** start **
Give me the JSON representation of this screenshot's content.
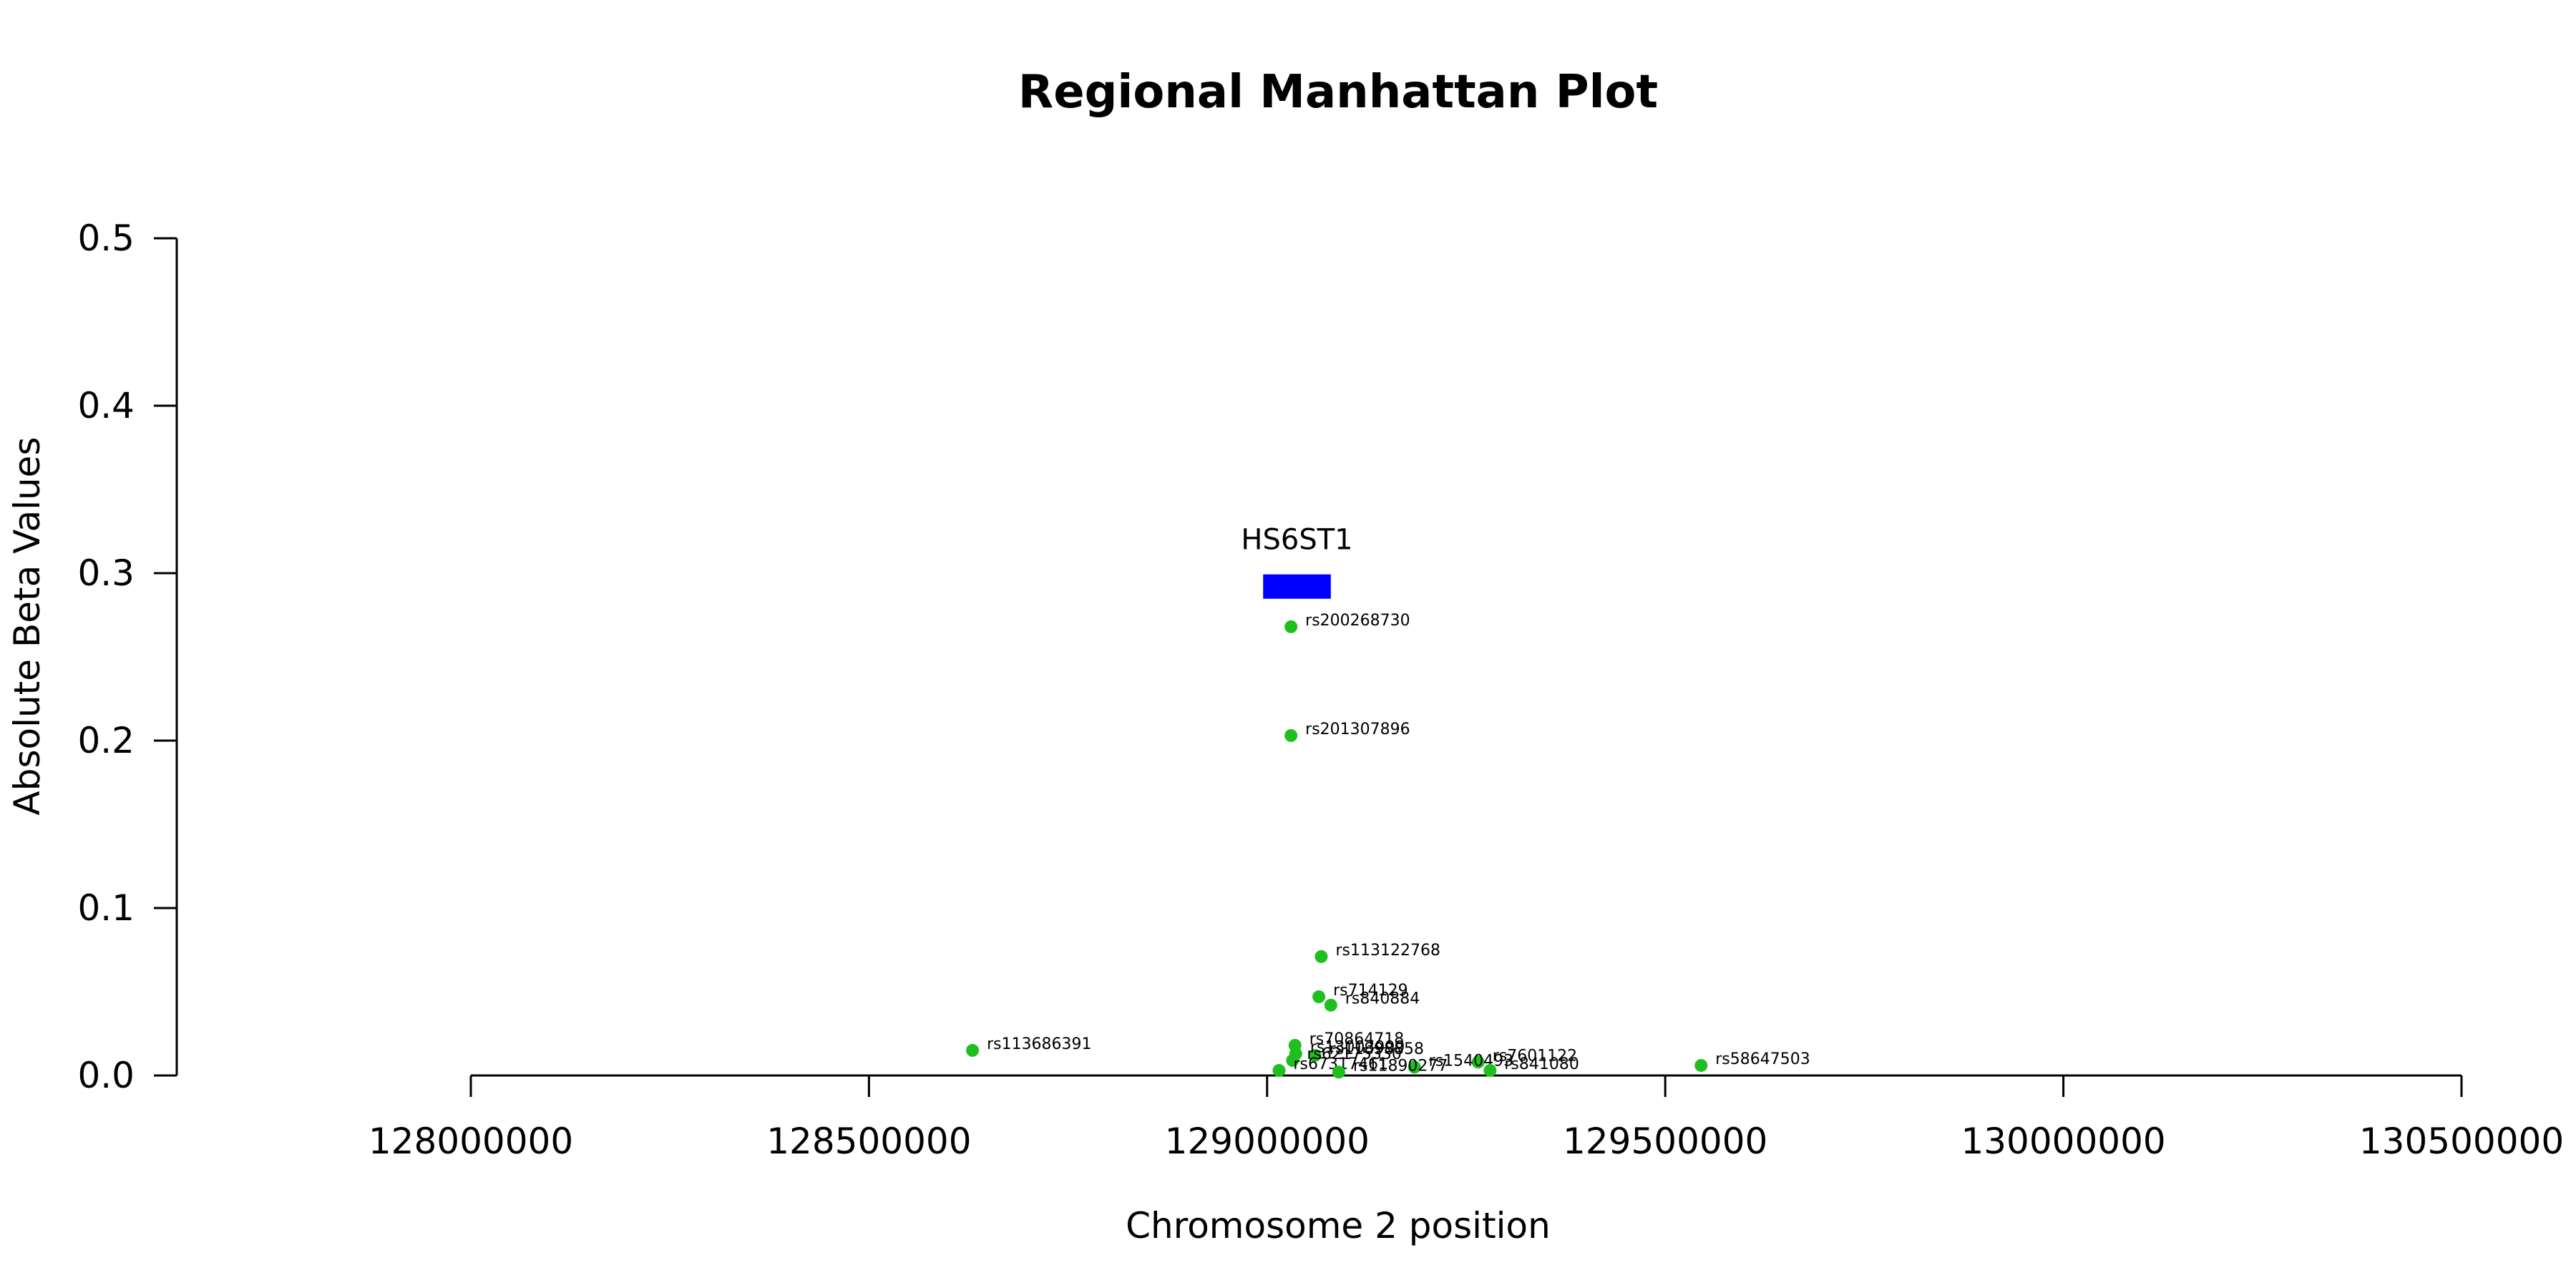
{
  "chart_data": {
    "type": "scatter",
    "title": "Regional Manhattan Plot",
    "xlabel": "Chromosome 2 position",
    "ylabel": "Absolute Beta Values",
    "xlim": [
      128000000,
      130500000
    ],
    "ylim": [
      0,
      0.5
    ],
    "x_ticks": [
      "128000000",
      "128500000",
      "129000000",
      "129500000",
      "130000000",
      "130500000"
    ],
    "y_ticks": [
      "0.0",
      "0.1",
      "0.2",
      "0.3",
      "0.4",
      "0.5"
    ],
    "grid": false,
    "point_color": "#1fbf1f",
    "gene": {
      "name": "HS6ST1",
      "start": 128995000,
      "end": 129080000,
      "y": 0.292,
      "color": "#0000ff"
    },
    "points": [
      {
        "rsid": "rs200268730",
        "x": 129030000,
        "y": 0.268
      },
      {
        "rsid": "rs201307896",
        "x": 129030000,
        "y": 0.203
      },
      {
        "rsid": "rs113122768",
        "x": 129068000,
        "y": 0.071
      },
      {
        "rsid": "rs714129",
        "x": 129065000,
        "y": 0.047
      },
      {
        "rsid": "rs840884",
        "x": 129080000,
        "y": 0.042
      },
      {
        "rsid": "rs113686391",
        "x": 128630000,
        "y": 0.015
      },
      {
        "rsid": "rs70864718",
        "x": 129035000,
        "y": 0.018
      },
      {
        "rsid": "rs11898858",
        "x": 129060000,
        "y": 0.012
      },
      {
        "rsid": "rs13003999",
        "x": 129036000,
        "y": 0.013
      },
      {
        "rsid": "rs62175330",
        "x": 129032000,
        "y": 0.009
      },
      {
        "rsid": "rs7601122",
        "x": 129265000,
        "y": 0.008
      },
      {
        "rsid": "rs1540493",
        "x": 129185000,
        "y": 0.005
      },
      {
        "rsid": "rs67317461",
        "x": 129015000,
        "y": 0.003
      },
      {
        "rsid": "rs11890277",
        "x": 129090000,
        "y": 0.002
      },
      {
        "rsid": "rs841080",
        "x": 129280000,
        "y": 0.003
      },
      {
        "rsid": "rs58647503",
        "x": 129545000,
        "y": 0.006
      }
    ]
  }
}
** end **
** start **
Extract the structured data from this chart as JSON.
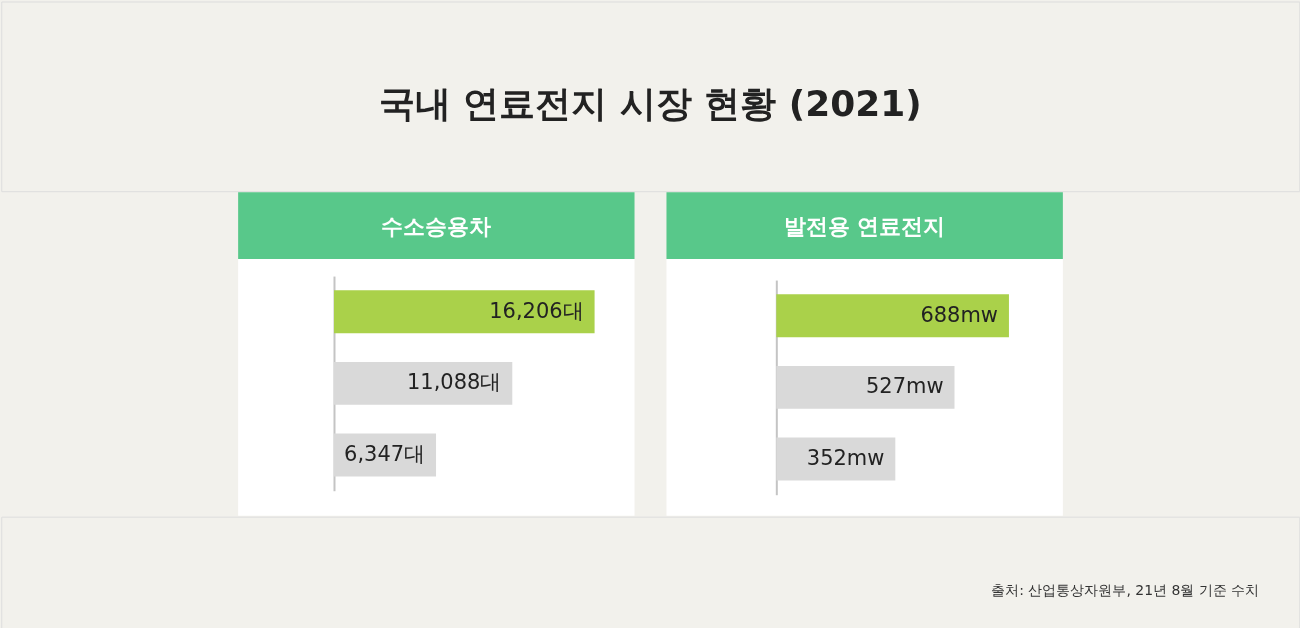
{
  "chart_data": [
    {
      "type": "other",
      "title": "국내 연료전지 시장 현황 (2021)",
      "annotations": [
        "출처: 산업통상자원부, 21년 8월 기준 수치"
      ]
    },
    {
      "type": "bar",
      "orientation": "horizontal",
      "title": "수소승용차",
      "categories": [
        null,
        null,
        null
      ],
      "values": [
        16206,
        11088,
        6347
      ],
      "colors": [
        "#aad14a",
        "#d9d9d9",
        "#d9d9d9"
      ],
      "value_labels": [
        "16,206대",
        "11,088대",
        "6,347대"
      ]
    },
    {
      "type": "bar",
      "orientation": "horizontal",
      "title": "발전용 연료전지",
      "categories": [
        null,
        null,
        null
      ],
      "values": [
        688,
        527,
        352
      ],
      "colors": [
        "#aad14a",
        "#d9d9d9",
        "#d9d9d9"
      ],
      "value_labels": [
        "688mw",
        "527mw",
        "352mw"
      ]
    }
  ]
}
** end **
** start **
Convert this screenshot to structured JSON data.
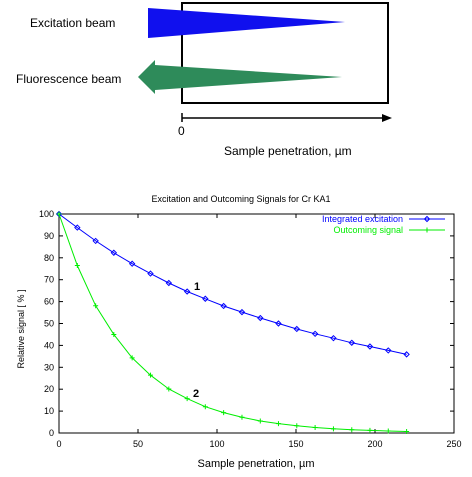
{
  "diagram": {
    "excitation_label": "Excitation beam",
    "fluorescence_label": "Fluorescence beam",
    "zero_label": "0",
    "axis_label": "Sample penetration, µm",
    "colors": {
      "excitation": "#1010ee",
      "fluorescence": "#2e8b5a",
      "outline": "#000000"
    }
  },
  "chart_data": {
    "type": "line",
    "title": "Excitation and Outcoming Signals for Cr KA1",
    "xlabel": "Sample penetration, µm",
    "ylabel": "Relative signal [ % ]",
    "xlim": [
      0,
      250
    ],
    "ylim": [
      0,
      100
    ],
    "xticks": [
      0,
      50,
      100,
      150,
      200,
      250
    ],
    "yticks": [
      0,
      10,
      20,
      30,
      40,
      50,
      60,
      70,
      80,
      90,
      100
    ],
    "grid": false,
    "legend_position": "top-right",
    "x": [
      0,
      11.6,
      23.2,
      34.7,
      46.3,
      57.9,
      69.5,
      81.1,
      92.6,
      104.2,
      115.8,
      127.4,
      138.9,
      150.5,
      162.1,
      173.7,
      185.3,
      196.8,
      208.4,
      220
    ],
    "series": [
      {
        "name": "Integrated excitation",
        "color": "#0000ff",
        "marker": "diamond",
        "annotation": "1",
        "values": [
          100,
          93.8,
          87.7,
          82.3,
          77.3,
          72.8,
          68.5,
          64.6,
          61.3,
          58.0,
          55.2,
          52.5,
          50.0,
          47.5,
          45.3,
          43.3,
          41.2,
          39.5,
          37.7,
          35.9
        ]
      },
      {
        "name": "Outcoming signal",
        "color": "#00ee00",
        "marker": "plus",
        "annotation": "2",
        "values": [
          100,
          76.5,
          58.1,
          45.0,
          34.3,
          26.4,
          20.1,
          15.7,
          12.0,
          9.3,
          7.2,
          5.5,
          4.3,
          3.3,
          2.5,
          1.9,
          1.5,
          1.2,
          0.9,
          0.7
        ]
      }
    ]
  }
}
** end **
What is required
Pick each line holding the word "Sample" out of the listing.

Result of the exercise
    "axis_label": "Sample penetration, µm",
    "xlabel": "Sample penetration, µm",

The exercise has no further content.